#### [Short problem]
Copy out every line of the records below word for word, leaving out the pictures.

#### [Data]
______________________________

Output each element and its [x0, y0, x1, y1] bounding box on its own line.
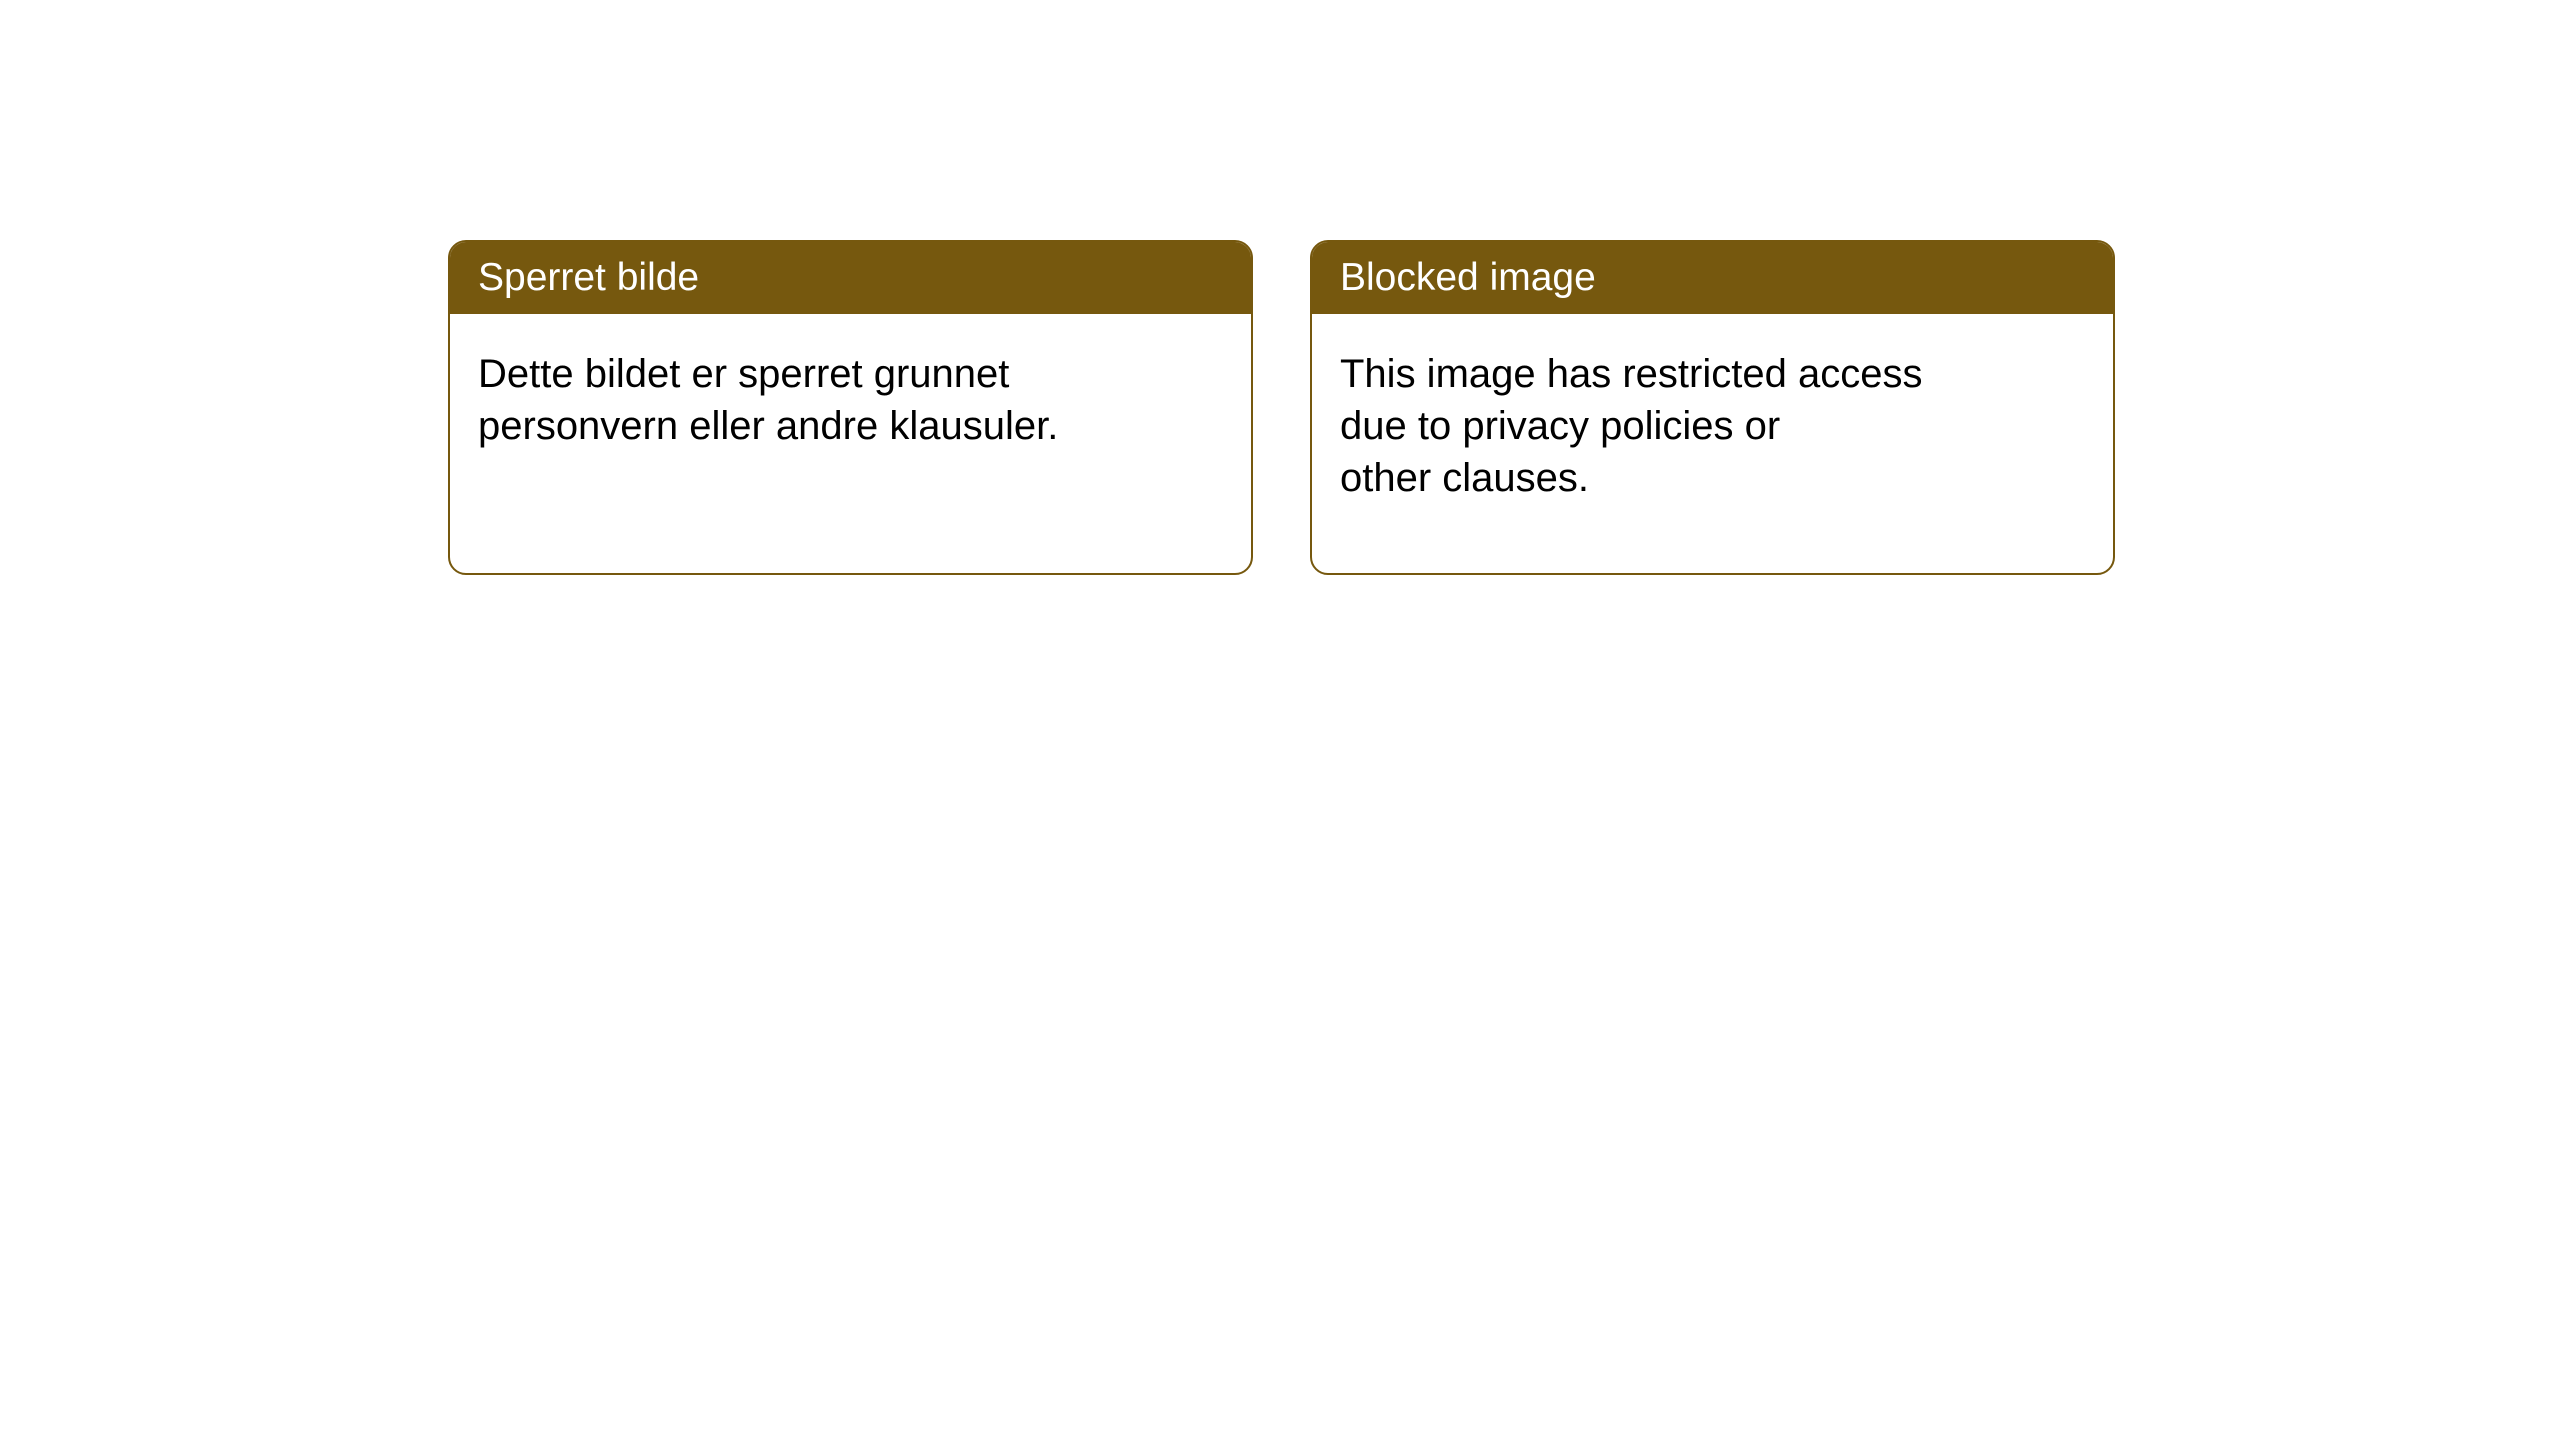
notice-body: Dette bildet er sperret grunnet personve… [450, 314, 1150, 486]
notice-card-norwegian: Sperret bilde Dette bildet er sperret gr… [448, 240, 1253, 575]
notice-container: Sperret bilde Dette bildet er sperret gr… [0, 0, 2560, 575]
notice-title: Sperret bilde [450, 242, 1251, 314]
notice-card-english: Blocked image This image has restricted … [1310, 240, 2115, 575]
notice-title: Blocked image [1312, 242, 2113, 314]
notice-body: This image has restricted access due to … [1312, 314, 2012, 538]
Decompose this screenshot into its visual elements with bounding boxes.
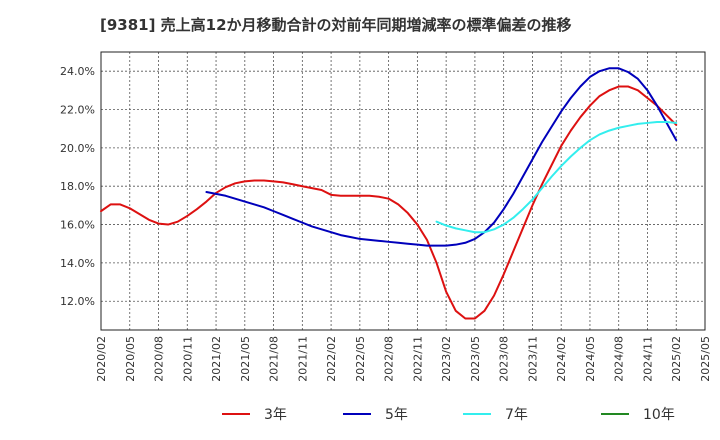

______________________________

#### [Worked solution]
Output each element and its [x0, y0, x1, y1] bounding box on its own line.
notice-body: Dette bildet er sperret grunnet personve… [450, 314, 1150, 486]
notice-card-norwegian: Sperret bilde Dette bildet er sperret gr… [448, 240, 1253, 575]
notice-container: Sperret bilde Dette bildet er sperret gr… [0, 0, 2560, 575]
notice-title: Sperret bilde [450, 242, 1251, 314]
notice-card-english: Blocked image This image has restricted … [1310, 240, 2115, 575]
notice-title: Blocked image [1312, 242, 2113, 314]
notice-body: This image has restricted access due to … [1312, 314, 2012, 538]
Decompose this screenshot into its visual elements with bounding boxes.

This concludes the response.